* **WHAT YOU HAVE TO DO**
Using the data below, repeat all of it precisely.

* **DATA PROVIDED**
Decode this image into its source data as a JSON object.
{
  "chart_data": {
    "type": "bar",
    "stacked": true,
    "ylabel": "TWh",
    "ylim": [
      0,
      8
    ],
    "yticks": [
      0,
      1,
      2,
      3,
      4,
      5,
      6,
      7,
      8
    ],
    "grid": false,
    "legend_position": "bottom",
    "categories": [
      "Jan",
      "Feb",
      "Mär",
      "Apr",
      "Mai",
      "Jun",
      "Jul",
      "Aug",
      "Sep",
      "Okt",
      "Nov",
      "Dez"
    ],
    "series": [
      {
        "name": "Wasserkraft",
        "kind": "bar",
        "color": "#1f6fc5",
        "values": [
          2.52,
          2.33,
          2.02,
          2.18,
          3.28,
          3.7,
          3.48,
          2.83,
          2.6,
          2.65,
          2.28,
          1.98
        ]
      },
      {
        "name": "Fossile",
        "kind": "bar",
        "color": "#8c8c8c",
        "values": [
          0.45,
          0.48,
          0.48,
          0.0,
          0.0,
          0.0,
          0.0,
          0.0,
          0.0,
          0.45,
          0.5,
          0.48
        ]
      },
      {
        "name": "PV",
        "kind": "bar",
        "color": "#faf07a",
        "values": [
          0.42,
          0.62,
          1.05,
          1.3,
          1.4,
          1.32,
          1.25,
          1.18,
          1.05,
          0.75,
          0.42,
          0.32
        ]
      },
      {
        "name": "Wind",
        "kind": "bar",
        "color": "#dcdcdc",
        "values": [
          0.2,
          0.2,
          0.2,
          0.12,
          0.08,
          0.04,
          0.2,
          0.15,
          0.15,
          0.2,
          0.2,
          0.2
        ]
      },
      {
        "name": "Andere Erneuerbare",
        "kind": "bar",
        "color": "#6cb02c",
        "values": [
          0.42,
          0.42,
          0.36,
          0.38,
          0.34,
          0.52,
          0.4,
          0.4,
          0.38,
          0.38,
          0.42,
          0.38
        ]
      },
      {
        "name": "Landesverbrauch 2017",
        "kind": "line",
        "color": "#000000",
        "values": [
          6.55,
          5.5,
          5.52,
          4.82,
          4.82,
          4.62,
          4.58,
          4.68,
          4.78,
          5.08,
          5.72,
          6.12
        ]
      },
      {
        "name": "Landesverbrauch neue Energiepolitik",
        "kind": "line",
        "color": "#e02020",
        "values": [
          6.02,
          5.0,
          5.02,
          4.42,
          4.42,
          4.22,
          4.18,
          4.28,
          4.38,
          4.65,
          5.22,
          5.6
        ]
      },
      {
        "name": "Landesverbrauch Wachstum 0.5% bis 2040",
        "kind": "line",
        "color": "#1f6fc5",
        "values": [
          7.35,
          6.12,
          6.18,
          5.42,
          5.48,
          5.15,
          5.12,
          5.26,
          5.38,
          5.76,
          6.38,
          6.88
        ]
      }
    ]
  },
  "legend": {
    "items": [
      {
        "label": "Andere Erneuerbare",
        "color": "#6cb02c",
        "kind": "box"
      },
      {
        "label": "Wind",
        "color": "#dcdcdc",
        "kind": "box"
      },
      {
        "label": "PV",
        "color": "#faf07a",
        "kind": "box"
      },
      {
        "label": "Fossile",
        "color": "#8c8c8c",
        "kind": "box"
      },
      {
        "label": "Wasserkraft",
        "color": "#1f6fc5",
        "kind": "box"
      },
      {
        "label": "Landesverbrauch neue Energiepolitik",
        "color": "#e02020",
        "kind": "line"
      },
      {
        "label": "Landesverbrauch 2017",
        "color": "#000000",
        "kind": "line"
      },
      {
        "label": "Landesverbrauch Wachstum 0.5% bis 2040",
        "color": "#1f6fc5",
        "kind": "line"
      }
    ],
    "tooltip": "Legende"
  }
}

* **RESPONSE TO THE EXERCISE**
Decode this image into its source data as a JSON object.
{
  "chart_data": {
    "type": "bar",
    "stacked": true,
    "ylabel": "TWh",
    "ylim": [
      0,
      8
    ],
    "yticks": [
      0,
      1,
      2,
      3,
      4,
      5,
      6,
      7,
      8
    ],
    "grid": false,
    "legend_position": "bottom",
    "categories": [
      "Jan",
      "Feb",
      "Mär",
      "Apr",
      "Mai",
      "Jun",
      "Jul",
      "Aug",
      "Sep",
      "Okt",
      "Nov",
      "Dez"
    ],
    "series": [
      {
        "name": "Wasserkraft",
        "kind": "bar",
        "color": "#1f6fc5",
        "values": [
          2.52,
          2.33,
          2.02,
          2.18,
          3.28,
          3.7,
          3.48,
          2.83,
          2.6,
          2.65,
          2.28,
          1.98
        ]
      },
      {
        "name": "Fossile",
        "kind": "bar",
        "color": "#8c8c8c",
        "values": [
          0.45,
          0.48,
          0.48,
          0.0,
          0.0,
          0.0,
          0.0,
          0.0,
          0.0,
          0.45,
          0.5,
          0.48
        ]
      },
      {
        "name": "PV",
        "kind": "bar",
        "color": "#faf07a",
        "values": [
          0.42,
          0.62,
          1.05,
          1.3,
          1.4,
          1.32,
          1.25,
          1.18,
          1.05,
          0.75,
          0.42,
          0.32
        ]
      },
      {
        "name": "Wind",
        "kind": "bar",
        "color": "#dcdcdc",
        "values": [
          0.2,
          0.2,
          0.2,
          0.12,
          0.08,
          0.04,
          0.2,
          0.15,
          0.15,
          0.2,
          0.2,
          0.2
        ]
      },
      {
        "name": "Andere Erneuerbare",
        "kind": "bar",
        "color": "#6cb02c",
        "values": [
          0.42,
          0.42,
          0.36,
          0.38,
          0.34,
          0.52,
          0.4,
          0.4,
          0.38,
          0.38,
          0.42,
          0.38
        ]
      },
      {
        "name": "Landesverbrauch 2017",
        "kind": "line",
        "color": "#000000",
        "values": [
          6.55,
          5.5,
          5.52,
          4.82,
          4.82,
          4.62,
          4.58,
          4.68,
          4.78,
          5.08,
          5.72,
          6.12
        ]
      },
      {
        "name": "Landesverbrauch neue Energiepolitik",
        "kind": "line",
        "color": "#e02020",
        "values": [
          6.02,
          5.0,
          5.02,
          4.42,
          4.42,
          4.22,
          4.18,
          4.28,
          4.38,
          4.65,
          5.22,
          5.6
        ]
      },
      {
        "name": "Landesverbrauch Wachstum 0.5% bis 2040",
        "kind": "line",
        "color": "#1f6fc5",
        "values": [
          7.35,
          6.12,
          6.18,
          5.42,
          5.48,
          5.15,
          5.12,
          5.26,
          5.38,
          5.76,
          6.38,
          6.88
        ]
      }
    ]
  },
  "legend": {
    "items": [
      {
        "label": "Andere Erneuerbare",
        "color": "#6cb02c",
        "kind": "box"
      },
      {
        "label": "Wind",
        "color": "#dcdcdc",
        "kind": "box"
      },
      {
        "label": "PV",
        "color": "#faf07a",
        "kind": "box"
      },
      {
        "label": "Fossile",
        "color": "#8c8c8c",
        "kind": "box"
      },
      {
        "label": "Wasserkraft",
        "color": "#1f6fc5",
        "kind": "box"
      },
      {
        "label": "Landesverbrauch neue Energiepolitik",
        "color": "#e02020",
        "kind": "line"
      },
      {
        "label": "Landesverbrauch 2017",
        "color": "#000000",
        "kind": "line"
      },
      {
        "label": "Landesverbrauch Wachstum 0.5% bis 2040",
        "color": "#1f6fc5",
        "kind": "line"
      }
    ],
    "tooltip": "Legende"
  }
}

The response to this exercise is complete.